§ **Given instruction**:
Find every line in the records below that holds the word "ситуаций" and copy it.

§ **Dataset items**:
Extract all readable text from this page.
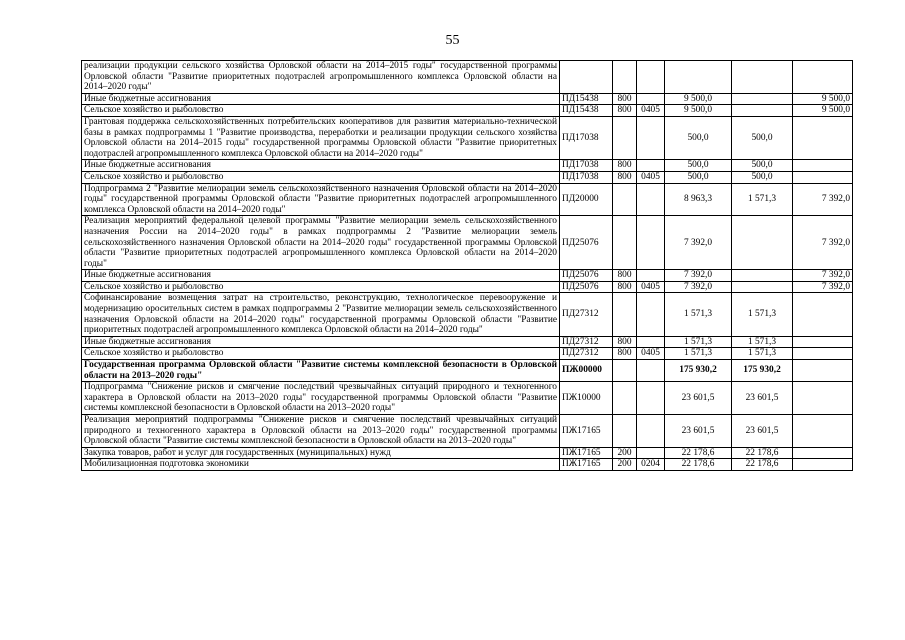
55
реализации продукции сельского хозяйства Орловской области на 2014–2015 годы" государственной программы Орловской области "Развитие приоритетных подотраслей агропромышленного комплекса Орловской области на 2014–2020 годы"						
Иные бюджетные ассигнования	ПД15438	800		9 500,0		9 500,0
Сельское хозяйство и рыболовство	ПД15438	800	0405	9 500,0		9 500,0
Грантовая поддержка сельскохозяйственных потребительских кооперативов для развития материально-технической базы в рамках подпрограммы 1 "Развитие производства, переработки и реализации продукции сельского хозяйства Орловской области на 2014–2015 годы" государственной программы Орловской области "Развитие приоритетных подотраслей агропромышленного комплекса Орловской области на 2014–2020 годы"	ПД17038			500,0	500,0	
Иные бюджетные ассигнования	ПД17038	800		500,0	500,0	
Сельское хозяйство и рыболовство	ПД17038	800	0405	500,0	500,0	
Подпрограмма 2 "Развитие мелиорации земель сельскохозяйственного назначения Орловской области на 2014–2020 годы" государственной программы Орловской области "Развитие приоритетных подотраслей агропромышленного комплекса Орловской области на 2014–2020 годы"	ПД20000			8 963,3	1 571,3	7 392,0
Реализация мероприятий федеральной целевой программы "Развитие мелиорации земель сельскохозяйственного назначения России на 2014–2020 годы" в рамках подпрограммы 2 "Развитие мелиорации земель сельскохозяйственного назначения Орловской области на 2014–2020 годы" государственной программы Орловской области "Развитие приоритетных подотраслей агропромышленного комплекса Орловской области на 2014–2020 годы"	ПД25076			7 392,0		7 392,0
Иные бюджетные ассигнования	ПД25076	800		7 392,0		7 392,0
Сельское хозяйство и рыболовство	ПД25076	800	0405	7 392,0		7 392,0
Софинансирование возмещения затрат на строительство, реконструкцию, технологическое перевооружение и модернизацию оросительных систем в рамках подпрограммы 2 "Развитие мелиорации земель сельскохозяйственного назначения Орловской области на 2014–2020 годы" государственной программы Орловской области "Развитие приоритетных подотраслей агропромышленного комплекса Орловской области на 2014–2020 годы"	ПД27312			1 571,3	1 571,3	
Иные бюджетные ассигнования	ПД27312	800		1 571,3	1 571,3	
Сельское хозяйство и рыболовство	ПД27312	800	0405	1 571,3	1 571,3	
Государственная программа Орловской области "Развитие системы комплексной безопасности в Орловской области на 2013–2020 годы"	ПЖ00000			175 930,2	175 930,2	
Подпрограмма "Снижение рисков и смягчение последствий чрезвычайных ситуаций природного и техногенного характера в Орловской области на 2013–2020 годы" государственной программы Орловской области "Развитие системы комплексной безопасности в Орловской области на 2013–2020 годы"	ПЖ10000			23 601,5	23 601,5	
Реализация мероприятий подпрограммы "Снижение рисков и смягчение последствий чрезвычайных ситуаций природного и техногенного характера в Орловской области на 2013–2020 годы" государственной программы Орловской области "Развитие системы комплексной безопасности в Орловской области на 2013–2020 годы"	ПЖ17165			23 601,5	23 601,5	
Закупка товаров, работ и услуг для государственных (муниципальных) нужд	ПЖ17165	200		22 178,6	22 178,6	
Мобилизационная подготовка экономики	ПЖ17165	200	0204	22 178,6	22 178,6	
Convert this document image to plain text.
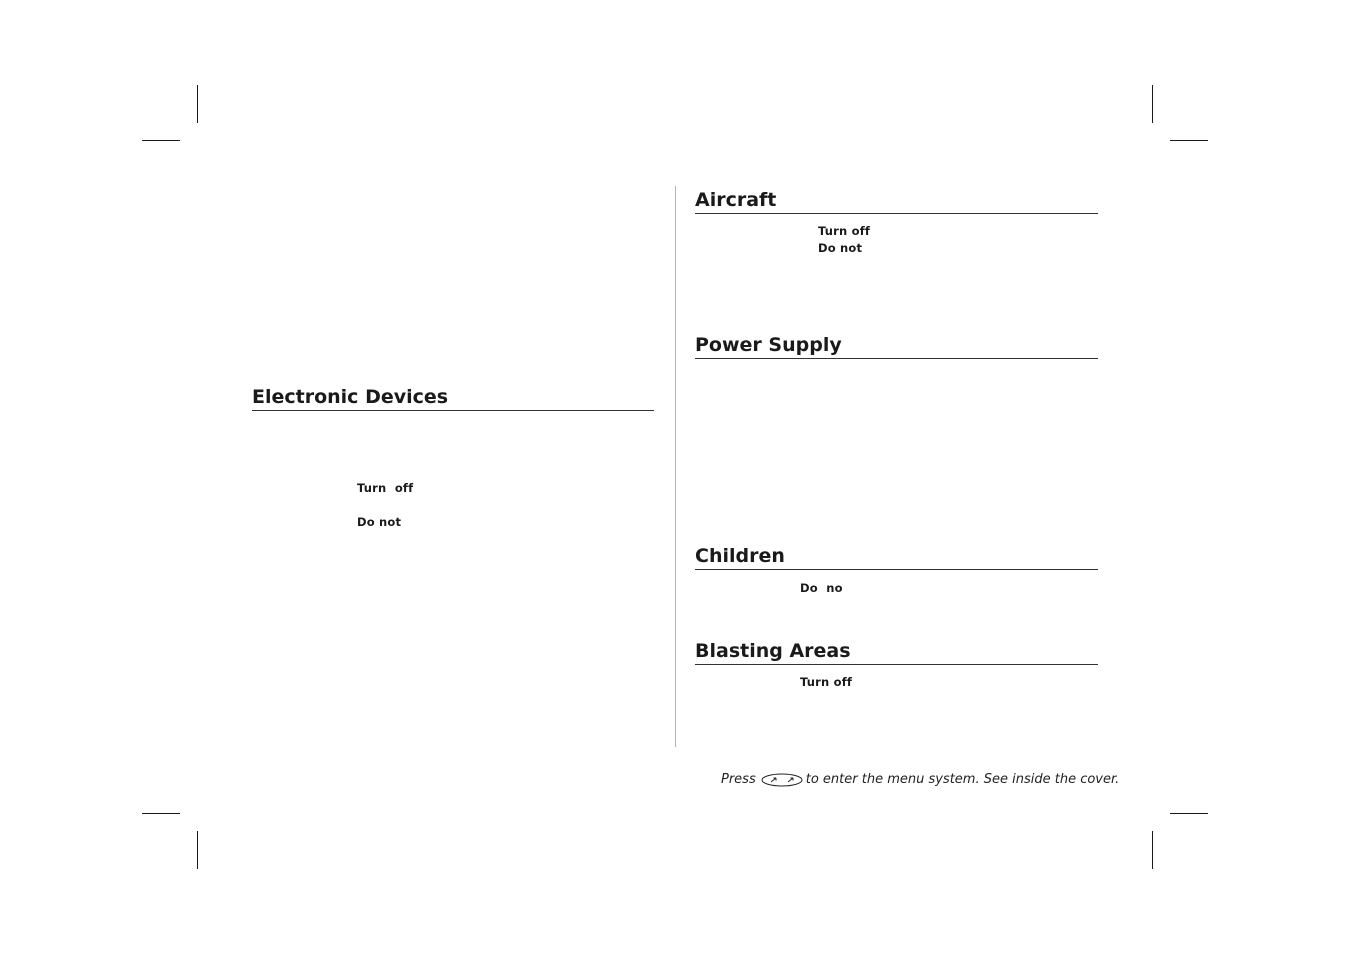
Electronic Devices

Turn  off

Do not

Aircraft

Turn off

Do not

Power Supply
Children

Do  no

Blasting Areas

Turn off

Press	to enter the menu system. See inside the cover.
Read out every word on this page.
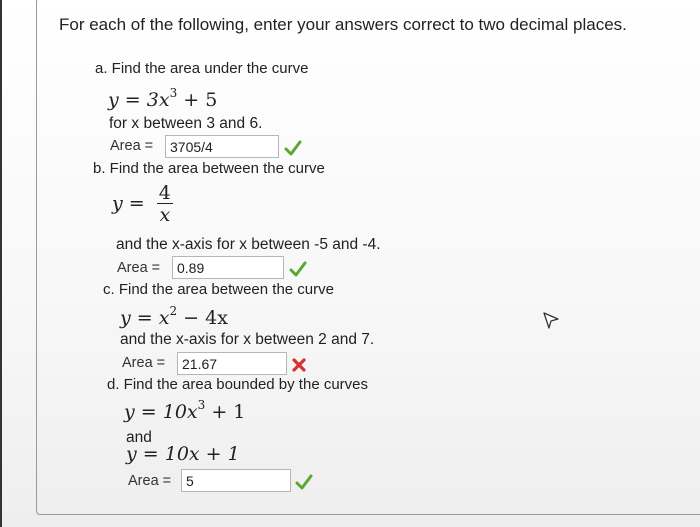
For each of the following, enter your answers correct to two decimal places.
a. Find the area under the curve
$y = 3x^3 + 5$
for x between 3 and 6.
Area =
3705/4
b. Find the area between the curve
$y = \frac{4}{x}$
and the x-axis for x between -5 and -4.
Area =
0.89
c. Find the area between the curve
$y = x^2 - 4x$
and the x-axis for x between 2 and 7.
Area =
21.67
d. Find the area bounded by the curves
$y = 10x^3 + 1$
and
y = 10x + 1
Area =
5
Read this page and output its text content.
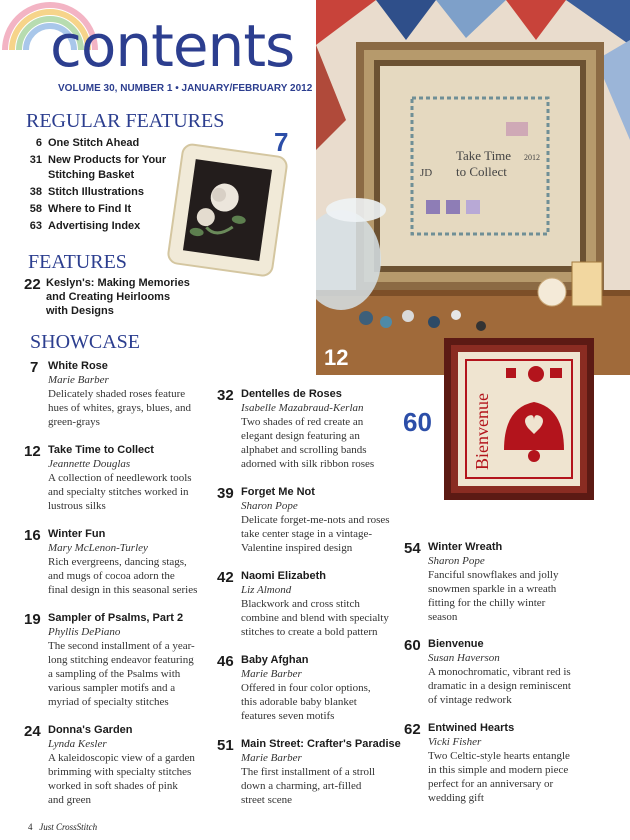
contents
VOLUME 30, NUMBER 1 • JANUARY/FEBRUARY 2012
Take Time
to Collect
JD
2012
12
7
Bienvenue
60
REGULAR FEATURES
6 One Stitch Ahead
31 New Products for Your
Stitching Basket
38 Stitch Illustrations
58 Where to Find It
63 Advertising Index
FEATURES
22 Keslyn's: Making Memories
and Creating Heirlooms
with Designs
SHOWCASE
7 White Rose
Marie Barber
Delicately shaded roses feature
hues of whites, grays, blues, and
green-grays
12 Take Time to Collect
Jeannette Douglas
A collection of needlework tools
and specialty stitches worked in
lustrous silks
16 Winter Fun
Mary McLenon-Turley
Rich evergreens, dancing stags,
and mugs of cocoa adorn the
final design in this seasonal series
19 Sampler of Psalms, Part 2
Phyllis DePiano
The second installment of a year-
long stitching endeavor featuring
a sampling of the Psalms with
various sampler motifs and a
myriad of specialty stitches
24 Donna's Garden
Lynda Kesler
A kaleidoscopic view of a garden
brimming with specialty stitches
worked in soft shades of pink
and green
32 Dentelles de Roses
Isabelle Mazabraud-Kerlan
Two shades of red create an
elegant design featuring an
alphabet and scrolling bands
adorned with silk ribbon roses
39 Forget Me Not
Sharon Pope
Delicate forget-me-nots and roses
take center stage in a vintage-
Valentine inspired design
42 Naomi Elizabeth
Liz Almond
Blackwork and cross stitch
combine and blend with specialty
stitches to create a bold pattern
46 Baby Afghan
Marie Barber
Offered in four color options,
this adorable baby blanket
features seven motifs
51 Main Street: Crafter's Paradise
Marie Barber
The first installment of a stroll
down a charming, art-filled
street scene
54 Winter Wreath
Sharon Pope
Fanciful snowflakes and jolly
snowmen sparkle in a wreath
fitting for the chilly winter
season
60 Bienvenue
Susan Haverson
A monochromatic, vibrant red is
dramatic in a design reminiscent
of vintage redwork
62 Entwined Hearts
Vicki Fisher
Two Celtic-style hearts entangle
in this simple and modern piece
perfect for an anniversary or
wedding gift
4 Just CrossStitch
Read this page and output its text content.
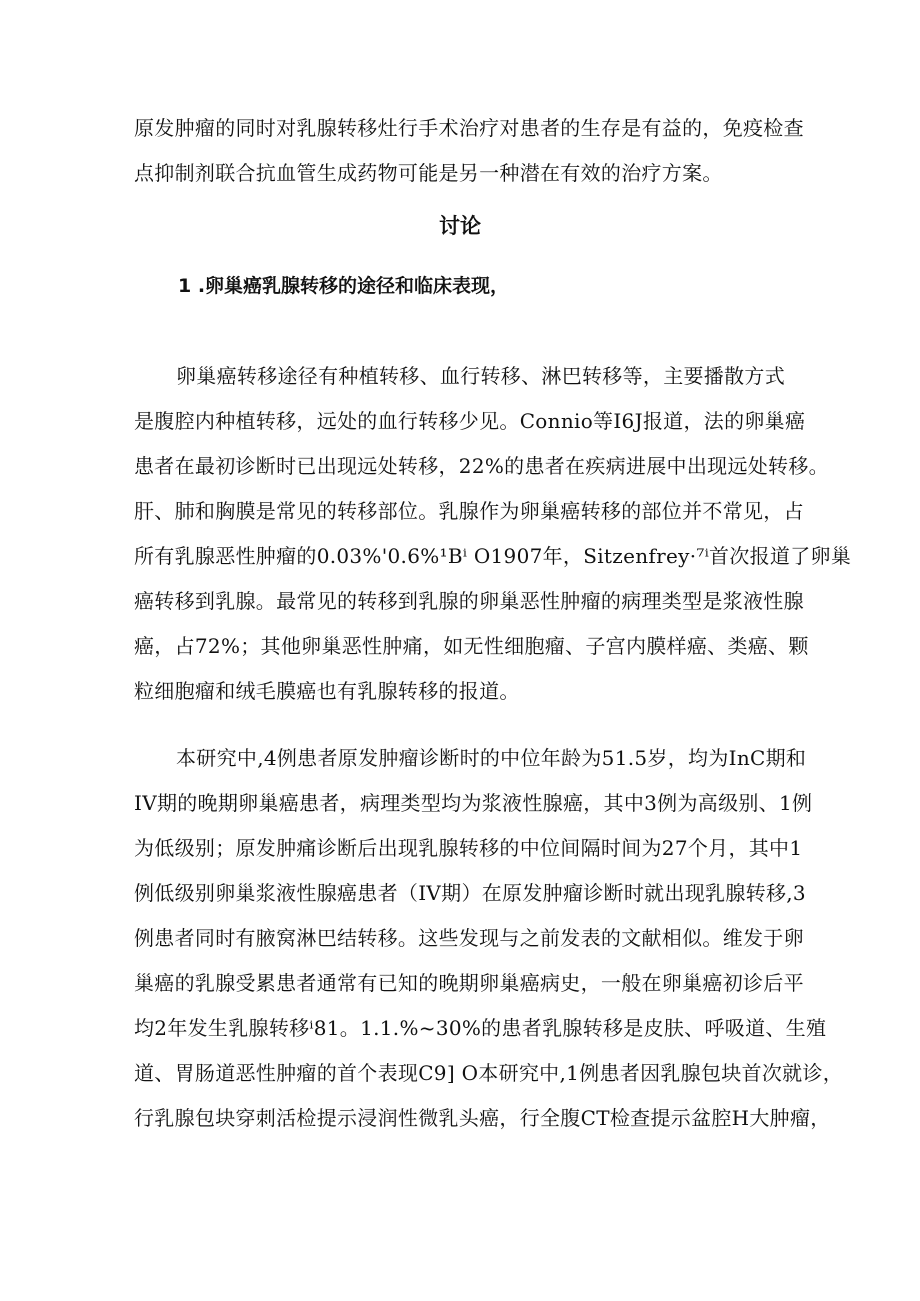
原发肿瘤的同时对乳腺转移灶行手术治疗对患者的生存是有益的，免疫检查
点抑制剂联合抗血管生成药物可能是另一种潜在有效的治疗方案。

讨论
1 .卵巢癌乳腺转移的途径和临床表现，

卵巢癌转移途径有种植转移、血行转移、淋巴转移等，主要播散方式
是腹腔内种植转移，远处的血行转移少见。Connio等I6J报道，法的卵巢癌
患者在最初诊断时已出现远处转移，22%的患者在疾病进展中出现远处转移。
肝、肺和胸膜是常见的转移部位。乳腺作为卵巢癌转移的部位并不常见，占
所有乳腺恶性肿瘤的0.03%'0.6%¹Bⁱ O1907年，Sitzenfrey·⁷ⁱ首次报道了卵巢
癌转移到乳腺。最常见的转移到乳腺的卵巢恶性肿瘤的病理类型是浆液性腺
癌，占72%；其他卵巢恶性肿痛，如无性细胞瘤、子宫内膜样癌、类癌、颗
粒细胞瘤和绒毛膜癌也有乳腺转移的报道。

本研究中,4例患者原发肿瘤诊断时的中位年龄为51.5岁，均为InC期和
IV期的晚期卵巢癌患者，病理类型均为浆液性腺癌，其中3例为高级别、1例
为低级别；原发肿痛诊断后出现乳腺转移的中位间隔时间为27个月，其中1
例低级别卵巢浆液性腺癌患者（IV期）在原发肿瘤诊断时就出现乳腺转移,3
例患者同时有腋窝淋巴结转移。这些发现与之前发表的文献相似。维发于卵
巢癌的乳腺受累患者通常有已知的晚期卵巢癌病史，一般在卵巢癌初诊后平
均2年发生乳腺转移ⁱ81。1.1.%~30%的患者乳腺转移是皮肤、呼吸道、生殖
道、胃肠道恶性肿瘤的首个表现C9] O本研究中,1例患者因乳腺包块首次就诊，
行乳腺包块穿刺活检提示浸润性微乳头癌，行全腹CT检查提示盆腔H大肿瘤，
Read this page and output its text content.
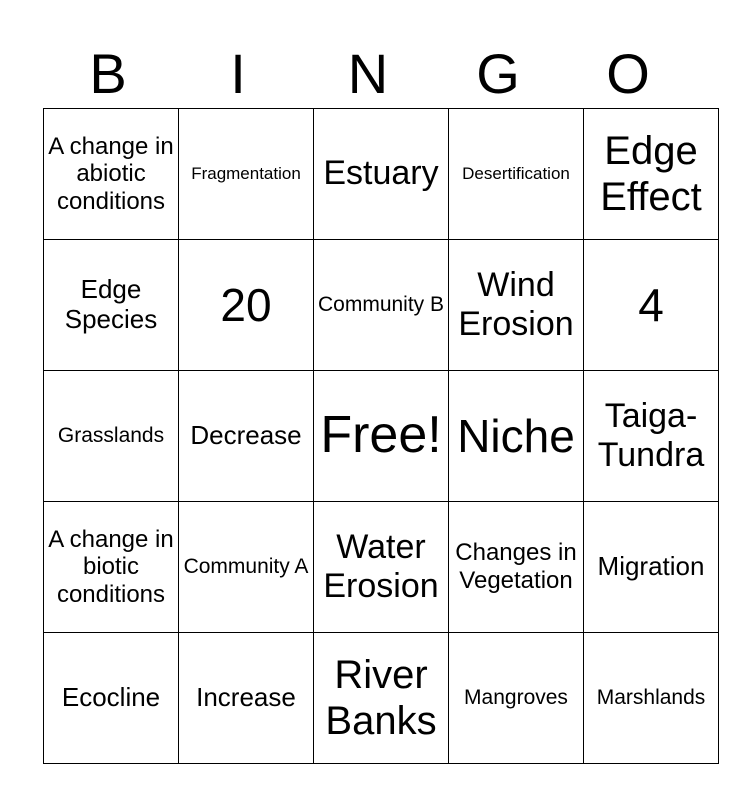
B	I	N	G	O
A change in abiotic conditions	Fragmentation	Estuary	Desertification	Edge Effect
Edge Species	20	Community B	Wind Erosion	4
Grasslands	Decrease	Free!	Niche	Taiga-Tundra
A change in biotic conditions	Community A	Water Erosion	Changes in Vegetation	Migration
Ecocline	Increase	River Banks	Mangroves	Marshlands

§ **Answer to the problem**:
Подпрограмма "Снижение рисков и смягчение последствий чрезвычайных ситуаций природного и техногенного характера в Орловской области на 2013–2020 годы" государственной программы Орловской области "Развитие системы комплексной безопасности в Орловской области на 2013–2020 годы"	ПЖ10000			23 601,5	23 601,5	
Реализация мероприятий подпрограммы "Снижение рисков и смягчение последствий чрезвычайных ситуаций природного и техногенного характера в Орловской области на 2013–2020 годы" государственной программы Орловской области "Развитие системы комплексной безопасности в Орловской области на 2013–2020 годы"	ПЖ17165			23 601,5	23 601,5	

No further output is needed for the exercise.